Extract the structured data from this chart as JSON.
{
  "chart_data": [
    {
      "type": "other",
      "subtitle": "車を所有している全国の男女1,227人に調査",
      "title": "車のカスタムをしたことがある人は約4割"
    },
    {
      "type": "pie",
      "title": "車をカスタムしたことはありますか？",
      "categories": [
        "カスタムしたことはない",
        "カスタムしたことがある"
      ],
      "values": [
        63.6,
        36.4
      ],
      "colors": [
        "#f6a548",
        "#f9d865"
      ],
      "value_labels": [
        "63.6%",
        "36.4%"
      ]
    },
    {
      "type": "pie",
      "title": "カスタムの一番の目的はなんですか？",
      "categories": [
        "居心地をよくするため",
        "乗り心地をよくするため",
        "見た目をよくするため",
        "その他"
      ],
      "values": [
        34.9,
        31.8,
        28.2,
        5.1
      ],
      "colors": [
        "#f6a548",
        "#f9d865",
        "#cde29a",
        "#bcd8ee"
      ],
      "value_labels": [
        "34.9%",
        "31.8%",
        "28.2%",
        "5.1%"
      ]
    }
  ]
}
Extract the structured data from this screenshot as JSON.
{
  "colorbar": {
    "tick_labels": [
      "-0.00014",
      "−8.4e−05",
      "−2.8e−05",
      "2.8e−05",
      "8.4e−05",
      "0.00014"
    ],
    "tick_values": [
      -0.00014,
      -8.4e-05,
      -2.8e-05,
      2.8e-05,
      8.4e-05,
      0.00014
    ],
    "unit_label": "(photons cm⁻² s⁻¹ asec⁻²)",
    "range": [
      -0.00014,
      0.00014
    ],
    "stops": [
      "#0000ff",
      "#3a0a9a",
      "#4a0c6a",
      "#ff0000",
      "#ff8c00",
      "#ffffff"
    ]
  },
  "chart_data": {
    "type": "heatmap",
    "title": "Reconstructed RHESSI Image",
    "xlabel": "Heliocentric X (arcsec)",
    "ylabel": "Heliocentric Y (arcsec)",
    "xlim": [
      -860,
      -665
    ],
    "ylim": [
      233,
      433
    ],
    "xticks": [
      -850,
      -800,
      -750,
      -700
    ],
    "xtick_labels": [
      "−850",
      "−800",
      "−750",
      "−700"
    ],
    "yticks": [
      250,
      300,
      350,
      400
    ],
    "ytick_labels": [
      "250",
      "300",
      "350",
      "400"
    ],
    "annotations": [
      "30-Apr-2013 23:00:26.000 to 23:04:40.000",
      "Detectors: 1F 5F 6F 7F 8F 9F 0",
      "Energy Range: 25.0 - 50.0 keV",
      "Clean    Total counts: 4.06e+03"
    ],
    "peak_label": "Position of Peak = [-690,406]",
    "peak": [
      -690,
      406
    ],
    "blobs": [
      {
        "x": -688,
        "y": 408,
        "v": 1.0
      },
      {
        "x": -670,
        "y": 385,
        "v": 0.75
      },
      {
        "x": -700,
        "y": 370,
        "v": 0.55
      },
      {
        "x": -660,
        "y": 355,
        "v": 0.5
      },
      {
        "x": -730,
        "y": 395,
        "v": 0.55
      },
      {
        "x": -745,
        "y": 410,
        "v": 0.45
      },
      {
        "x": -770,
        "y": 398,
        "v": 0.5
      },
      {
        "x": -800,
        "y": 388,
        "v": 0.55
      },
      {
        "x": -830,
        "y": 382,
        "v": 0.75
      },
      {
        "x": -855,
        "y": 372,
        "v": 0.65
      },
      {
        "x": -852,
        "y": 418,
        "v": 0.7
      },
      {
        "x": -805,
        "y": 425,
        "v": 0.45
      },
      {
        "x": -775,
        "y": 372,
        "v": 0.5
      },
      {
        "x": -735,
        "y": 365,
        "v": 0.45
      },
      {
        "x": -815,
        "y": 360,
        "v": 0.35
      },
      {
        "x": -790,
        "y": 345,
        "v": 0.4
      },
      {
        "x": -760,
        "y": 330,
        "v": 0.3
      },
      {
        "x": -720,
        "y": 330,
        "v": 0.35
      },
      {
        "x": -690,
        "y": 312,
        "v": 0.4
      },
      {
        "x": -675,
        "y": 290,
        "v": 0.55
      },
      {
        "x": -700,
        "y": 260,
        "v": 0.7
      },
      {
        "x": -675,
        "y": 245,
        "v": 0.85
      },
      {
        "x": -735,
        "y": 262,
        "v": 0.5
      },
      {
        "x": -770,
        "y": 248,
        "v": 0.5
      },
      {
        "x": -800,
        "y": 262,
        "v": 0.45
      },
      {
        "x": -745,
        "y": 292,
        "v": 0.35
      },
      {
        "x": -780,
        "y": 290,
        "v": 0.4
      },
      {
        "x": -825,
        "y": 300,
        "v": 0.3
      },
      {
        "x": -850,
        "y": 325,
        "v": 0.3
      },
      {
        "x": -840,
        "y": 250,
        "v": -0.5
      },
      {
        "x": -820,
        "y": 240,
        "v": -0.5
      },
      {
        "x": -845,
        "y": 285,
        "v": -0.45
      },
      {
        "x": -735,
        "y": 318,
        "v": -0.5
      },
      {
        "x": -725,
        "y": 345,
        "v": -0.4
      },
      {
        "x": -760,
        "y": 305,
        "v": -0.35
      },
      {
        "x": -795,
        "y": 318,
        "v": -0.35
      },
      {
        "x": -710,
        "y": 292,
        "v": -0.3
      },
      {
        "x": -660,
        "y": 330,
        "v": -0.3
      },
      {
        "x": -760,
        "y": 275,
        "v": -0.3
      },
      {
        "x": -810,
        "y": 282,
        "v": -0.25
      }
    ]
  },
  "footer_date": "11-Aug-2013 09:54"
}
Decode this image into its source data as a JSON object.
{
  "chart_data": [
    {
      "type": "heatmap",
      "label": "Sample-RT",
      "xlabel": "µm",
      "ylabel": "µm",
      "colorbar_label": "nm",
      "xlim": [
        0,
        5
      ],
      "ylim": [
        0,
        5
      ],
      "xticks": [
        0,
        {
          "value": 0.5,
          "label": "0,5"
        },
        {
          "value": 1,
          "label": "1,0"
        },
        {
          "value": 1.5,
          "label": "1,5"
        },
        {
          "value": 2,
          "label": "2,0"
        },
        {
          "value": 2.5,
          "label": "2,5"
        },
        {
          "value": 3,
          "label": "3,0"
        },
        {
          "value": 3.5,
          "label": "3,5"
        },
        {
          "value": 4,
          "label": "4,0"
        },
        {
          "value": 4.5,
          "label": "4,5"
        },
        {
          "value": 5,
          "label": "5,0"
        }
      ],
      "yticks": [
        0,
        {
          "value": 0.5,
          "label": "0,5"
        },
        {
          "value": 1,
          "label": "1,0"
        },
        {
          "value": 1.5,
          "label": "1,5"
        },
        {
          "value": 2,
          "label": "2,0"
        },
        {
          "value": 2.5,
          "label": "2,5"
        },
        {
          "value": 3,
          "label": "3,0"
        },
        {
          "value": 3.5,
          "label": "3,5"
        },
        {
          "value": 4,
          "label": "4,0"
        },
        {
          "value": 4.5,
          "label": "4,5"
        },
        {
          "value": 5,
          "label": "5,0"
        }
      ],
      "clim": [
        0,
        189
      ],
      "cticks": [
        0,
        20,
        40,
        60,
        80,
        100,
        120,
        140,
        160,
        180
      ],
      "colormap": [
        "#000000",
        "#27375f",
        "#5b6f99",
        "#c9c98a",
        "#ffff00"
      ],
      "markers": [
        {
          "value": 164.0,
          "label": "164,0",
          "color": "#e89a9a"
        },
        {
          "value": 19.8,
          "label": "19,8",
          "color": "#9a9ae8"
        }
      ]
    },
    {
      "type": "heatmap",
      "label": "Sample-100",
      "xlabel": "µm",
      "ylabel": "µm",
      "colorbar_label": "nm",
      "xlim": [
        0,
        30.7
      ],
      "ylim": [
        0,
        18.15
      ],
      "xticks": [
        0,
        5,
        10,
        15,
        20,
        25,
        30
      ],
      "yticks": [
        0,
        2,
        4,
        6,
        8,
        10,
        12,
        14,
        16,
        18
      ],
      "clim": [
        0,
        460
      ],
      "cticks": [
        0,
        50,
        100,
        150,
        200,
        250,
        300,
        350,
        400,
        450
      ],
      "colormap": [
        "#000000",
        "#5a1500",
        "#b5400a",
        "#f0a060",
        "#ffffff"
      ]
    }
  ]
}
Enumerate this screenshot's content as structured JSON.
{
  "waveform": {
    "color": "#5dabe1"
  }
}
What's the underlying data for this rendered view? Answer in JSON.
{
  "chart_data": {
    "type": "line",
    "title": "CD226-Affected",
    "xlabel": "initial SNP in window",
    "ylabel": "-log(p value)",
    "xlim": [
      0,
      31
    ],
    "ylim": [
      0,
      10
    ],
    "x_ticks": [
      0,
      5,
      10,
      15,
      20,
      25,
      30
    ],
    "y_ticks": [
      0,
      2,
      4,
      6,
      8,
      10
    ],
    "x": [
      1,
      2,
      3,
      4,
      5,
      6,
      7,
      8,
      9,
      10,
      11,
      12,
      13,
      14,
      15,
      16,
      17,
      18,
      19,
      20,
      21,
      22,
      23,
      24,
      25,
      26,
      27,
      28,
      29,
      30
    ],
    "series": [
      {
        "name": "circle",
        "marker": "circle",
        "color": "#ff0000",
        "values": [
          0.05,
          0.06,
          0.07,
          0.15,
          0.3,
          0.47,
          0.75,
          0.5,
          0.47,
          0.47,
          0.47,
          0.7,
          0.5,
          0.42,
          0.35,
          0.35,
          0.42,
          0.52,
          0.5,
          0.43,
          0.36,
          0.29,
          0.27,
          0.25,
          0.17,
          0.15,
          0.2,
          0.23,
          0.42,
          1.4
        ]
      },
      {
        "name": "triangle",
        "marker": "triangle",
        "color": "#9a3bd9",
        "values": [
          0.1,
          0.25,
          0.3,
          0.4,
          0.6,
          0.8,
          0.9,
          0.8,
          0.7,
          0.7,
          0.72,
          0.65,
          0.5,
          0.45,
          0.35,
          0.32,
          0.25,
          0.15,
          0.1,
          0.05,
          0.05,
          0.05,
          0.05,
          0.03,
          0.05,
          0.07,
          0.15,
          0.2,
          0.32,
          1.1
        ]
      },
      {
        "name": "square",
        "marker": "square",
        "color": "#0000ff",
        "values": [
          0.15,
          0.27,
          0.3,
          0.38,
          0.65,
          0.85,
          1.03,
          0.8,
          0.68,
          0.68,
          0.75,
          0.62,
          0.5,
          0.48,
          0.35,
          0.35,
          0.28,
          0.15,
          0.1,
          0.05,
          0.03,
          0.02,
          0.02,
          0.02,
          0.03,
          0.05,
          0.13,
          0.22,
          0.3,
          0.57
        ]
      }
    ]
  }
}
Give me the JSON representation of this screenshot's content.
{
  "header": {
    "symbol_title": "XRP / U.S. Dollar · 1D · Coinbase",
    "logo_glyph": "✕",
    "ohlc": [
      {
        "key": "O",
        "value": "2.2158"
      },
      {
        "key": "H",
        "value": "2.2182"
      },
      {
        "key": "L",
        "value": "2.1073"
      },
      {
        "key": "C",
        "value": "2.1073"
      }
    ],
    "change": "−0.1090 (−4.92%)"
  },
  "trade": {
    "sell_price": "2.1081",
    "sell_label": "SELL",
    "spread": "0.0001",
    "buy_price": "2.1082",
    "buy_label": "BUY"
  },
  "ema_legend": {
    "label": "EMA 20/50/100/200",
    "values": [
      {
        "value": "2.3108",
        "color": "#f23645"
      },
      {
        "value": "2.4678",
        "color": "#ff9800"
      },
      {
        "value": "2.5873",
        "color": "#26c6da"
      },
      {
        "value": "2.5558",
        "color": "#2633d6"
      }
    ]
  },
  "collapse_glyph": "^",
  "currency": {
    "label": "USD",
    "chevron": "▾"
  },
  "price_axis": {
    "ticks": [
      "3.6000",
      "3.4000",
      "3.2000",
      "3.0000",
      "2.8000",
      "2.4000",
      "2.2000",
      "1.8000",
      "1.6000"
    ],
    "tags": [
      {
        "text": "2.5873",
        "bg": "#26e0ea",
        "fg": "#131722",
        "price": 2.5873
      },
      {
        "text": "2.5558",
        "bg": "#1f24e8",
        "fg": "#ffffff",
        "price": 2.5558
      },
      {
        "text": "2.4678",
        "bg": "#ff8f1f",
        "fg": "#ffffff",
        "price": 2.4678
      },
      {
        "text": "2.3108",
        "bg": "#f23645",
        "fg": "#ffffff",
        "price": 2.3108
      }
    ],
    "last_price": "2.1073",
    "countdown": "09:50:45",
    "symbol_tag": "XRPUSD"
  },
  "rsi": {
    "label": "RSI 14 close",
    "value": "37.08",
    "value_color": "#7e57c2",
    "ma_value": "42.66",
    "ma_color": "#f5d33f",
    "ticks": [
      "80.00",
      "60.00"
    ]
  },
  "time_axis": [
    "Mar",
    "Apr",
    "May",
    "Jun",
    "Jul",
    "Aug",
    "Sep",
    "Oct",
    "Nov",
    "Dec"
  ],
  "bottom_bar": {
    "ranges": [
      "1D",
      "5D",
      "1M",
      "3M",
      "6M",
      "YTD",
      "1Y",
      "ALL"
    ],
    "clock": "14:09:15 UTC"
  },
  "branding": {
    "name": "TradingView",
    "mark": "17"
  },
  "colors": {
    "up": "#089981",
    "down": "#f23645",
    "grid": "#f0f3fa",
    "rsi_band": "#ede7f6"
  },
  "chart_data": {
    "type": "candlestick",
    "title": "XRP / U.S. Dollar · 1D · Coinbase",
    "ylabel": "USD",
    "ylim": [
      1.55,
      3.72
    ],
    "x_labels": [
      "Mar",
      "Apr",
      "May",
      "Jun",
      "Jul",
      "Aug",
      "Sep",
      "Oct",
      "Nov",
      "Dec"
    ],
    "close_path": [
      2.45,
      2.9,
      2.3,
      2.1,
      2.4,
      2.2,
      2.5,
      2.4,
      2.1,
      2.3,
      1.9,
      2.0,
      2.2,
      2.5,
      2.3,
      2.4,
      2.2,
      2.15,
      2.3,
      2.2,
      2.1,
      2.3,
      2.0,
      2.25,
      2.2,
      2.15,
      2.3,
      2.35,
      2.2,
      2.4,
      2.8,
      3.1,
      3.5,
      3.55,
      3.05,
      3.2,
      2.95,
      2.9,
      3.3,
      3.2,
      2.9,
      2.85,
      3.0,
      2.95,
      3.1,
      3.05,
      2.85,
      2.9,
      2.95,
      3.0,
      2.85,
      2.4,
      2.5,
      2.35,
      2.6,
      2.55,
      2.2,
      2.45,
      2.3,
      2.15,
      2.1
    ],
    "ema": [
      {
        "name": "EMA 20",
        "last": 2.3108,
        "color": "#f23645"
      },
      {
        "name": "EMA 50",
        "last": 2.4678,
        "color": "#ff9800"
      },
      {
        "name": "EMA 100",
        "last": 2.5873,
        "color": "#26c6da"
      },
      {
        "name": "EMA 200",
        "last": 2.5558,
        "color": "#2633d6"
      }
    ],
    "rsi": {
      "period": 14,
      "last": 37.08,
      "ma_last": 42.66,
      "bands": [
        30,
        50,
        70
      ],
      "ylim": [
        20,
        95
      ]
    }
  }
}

Goal :: Search the data for "Extract". Copy every line that has it.

Complete output ::
Extract the structured data from this chart as JSON.
Extract the structured data from this screenshot as JSON.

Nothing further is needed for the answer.